═══ RECORDS FOR PROCESSING ═══

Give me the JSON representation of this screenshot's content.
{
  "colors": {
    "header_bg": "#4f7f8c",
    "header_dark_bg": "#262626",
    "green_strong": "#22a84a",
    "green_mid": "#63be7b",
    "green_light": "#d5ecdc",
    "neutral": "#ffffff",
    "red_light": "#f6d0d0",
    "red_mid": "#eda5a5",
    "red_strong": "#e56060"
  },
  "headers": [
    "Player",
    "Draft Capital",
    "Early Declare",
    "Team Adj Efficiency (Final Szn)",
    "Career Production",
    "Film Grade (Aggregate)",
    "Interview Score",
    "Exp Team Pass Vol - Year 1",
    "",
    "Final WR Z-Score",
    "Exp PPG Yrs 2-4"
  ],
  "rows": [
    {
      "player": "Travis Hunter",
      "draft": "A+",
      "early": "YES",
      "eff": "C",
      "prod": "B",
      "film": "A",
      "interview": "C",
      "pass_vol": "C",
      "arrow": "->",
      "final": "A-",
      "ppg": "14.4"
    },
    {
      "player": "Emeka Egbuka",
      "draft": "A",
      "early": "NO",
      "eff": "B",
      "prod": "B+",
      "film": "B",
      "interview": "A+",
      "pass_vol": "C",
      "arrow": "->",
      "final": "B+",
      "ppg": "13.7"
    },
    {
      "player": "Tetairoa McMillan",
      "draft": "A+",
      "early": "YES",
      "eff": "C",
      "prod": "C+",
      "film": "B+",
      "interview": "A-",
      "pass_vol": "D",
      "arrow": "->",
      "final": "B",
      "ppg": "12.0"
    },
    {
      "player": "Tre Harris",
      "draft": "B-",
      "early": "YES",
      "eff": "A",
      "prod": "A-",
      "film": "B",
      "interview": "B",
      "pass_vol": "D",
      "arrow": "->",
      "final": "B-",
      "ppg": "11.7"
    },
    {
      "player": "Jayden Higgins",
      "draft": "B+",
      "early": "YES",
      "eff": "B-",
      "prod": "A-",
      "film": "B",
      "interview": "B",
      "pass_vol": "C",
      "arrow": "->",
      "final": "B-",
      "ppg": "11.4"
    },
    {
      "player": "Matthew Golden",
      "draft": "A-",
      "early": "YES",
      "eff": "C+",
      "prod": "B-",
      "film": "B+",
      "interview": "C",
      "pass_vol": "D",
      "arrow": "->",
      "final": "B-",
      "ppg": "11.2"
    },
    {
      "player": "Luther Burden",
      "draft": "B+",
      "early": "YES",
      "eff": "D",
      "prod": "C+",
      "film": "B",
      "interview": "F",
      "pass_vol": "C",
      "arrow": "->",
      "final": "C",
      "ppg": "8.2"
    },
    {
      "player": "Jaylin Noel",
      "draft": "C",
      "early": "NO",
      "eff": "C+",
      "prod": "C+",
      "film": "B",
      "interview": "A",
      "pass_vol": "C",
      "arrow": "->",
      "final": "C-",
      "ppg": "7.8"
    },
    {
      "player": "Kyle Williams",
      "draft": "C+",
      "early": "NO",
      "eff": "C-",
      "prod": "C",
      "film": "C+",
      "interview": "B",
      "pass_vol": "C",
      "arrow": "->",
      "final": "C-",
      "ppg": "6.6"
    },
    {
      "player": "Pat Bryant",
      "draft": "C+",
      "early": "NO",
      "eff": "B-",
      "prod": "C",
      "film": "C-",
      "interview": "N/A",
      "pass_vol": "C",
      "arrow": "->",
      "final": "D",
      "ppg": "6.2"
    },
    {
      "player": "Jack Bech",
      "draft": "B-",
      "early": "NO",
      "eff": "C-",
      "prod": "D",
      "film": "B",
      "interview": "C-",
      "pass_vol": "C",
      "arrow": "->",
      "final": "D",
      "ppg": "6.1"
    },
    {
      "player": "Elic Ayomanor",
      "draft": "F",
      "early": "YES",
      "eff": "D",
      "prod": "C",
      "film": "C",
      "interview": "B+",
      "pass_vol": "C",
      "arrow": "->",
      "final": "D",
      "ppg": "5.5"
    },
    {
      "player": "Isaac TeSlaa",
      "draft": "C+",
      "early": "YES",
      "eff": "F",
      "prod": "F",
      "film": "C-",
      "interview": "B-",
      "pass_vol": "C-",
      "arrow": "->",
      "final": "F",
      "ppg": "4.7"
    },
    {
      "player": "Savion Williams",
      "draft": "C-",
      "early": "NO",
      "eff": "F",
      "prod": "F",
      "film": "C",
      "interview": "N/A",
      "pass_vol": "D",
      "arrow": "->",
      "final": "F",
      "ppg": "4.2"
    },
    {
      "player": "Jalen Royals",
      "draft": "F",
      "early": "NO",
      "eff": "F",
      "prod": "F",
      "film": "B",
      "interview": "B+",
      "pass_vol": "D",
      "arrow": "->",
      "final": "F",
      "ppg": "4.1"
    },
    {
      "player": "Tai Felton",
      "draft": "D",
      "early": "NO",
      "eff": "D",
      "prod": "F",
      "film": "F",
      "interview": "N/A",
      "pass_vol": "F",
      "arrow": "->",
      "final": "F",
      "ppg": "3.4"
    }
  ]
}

═══

WRITTEN REQUEST »
From the listing above, copy all lines holding the word "Williams".

CORRECT OUTPUT »
      "player": "Kyle Williams",
      "player": "Savion Williams",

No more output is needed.